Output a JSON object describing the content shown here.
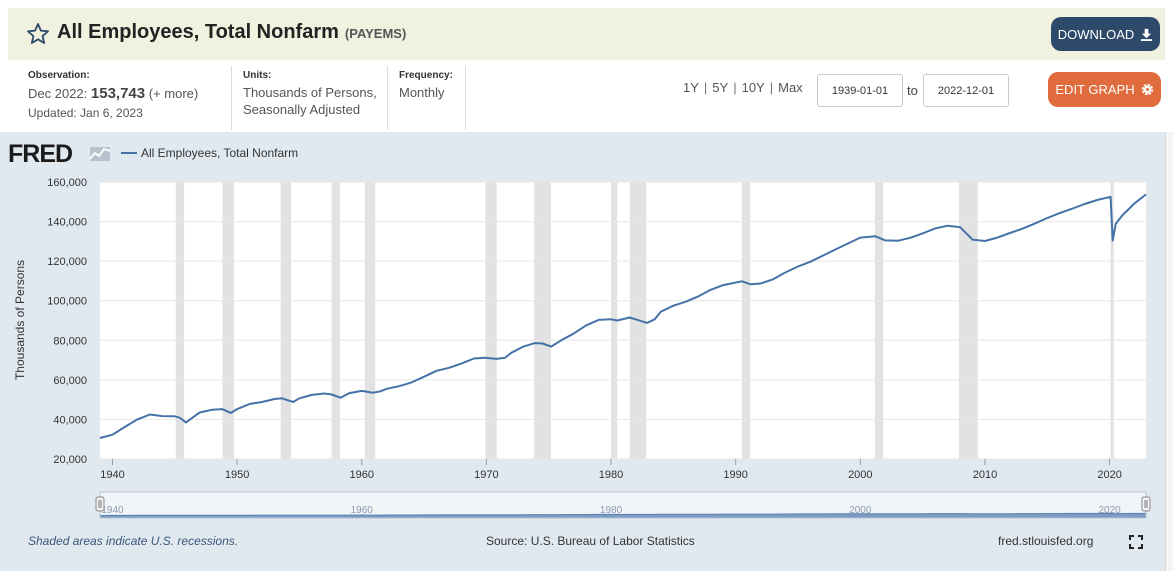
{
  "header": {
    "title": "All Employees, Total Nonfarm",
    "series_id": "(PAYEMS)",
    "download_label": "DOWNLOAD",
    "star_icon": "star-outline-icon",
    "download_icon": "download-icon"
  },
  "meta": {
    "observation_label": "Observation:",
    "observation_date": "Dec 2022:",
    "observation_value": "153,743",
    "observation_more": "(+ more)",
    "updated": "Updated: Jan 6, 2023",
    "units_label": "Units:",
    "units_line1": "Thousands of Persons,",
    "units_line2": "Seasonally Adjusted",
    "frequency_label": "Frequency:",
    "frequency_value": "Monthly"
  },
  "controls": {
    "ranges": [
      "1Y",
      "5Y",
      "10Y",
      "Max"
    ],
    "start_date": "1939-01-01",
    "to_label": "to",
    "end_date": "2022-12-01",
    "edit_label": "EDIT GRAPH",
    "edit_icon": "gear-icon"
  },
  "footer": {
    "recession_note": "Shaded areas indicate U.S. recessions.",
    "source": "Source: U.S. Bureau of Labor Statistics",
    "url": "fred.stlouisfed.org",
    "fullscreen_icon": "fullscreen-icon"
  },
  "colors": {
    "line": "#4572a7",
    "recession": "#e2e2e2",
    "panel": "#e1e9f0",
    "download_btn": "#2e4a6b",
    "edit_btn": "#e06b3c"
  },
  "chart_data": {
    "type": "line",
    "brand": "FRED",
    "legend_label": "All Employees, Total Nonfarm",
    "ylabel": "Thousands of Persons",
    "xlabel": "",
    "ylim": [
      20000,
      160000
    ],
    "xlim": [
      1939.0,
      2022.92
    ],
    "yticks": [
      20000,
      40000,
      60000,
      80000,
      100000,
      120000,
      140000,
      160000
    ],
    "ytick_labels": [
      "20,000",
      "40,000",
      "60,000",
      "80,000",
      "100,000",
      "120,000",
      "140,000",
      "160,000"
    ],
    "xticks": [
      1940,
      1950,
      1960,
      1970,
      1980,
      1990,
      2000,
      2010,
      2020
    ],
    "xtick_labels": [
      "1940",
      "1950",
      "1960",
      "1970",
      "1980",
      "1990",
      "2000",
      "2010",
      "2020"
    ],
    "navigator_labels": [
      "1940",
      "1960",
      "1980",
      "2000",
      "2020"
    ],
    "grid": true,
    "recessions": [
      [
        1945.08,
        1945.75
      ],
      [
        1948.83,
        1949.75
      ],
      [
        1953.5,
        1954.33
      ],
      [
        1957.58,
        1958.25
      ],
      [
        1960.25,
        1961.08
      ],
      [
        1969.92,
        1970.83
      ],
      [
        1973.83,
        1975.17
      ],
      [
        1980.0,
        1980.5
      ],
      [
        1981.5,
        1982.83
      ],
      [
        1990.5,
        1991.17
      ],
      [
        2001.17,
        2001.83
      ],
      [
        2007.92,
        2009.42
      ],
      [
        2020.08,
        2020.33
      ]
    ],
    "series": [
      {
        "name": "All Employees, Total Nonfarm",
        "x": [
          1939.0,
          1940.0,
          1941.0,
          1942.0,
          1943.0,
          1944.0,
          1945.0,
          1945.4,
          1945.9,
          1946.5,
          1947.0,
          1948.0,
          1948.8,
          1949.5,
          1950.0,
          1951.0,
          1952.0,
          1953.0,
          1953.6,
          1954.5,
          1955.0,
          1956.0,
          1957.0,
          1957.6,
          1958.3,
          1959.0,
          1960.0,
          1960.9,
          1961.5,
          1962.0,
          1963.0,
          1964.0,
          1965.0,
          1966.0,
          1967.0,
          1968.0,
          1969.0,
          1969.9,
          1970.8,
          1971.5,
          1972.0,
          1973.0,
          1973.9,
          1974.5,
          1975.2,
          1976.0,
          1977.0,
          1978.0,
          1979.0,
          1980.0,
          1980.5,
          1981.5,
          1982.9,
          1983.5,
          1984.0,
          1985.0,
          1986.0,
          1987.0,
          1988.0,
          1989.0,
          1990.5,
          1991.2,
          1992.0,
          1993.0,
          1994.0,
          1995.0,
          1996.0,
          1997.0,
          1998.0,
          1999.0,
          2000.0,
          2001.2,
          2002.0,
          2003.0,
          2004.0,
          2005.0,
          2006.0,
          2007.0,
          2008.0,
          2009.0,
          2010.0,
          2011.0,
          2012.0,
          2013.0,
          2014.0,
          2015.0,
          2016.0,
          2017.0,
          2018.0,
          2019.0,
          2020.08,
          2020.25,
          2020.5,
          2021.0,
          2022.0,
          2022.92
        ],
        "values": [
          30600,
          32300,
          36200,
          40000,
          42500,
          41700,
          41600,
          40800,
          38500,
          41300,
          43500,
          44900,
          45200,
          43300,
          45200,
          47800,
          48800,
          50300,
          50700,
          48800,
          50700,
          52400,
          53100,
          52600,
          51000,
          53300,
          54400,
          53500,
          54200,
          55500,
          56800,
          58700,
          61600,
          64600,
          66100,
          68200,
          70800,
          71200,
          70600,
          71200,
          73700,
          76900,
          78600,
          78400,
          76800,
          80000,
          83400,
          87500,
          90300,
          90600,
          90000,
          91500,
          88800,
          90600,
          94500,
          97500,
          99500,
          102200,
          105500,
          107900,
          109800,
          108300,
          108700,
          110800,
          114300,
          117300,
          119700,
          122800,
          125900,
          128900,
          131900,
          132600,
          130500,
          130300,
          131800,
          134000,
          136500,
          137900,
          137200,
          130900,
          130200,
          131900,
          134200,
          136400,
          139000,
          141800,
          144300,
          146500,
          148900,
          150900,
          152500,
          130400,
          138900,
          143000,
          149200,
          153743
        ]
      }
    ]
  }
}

---+---

Copy out every line from the records that has the word "Employees".

> [PROBLEM SOLUTION]:
    "title": "All Employees, Total Nonfarm",
    "legend_label": "All Employees, Total Nonfarm",
        "name": "All Employees, Total Nonfarm",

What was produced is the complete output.